(Collected data entries)
###
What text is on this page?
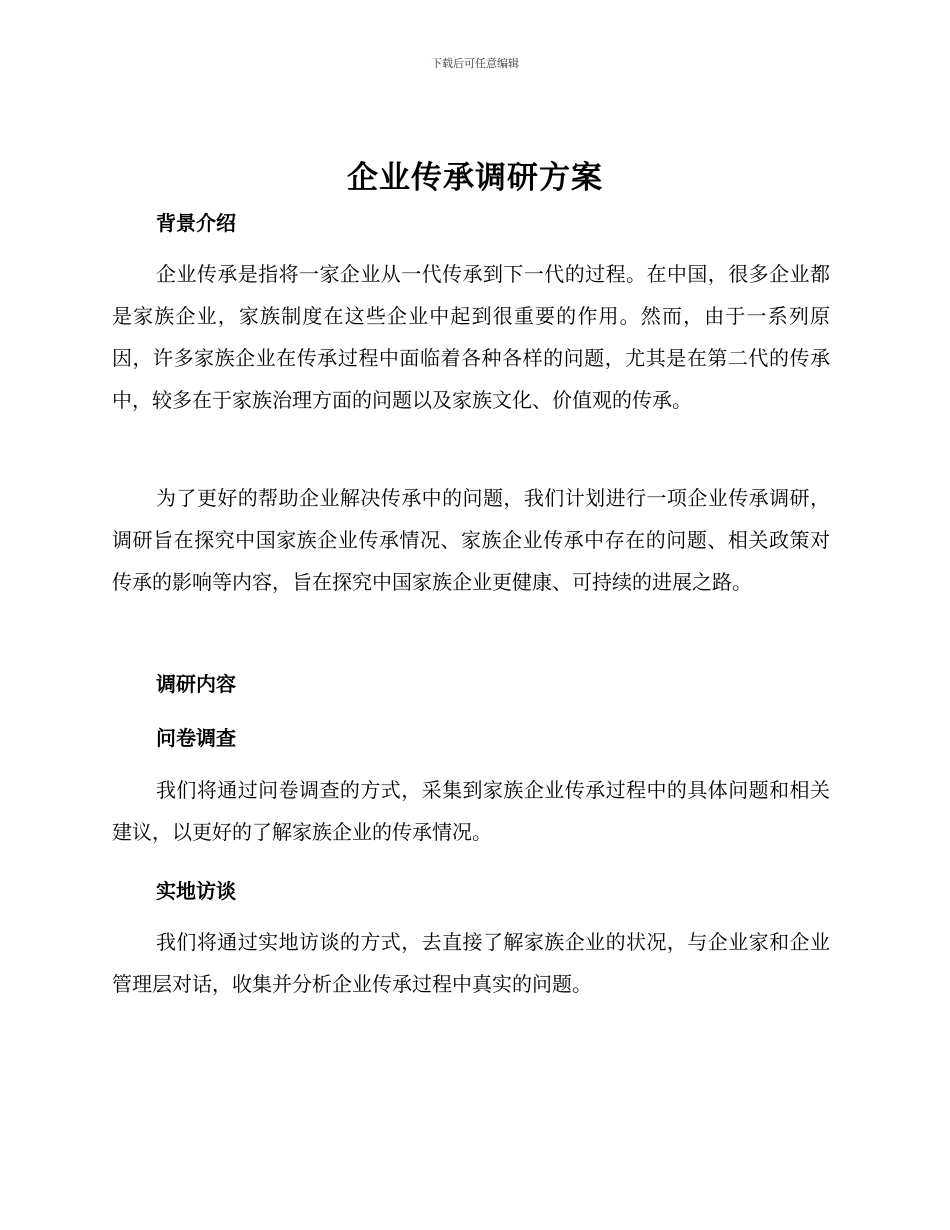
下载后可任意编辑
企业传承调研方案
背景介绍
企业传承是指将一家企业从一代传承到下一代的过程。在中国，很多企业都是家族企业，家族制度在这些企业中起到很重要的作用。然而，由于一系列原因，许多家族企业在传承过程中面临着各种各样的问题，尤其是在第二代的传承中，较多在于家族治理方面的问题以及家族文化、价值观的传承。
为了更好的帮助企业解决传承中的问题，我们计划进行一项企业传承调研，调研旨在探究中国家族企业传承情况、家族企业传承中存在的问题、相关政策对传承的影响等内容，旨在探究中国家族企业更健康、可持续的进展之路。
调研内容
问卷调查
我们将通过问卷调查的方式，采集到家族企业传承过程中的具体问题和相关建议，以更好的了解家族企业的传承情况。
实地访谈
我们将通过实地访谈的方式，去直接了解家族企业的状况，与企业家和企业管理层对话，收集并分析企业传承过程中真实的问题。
###
* _Directions for this task_
Omitting all images, print the listing exactly.

* _Reply to the task_
What text is on this page?
下载后可任意编辑
企业传承调研方案
背景介绍
企业传承是指将一家企业从一代传承到下一代的过程。在中国，很多企业都是家族企业，家族制度在这些企业中起到很重要的作用。然而，由于一系列原因，许多家族企业在传承过程中面临着各种各样的问题，尤其是在第二代的传承中，较多在于家族治理方面的问题以及家族文化、价值观的传承。
为了更好的帮助企业解决传承中的问题，我们计划进行一项企业传承调研，调研旨在探究中国家族企业传承情况、家族企业传承中存在的问题、相关政策对传承的影响等内容，旨在探究中国家族企业更健康、可持续的进展之路。
调研内容
问卷调查
我们将通过问卷调查的方式，采集到家族企业传承过程中的具体问题和相关建议，以更好的了解家族企业的传承情况。
实地访谈
我们将通过实地访谈的方式，去直接了解家族企业的状况，与企业家和企业管理层对话，收集并分析企业传承过程中真实的问题。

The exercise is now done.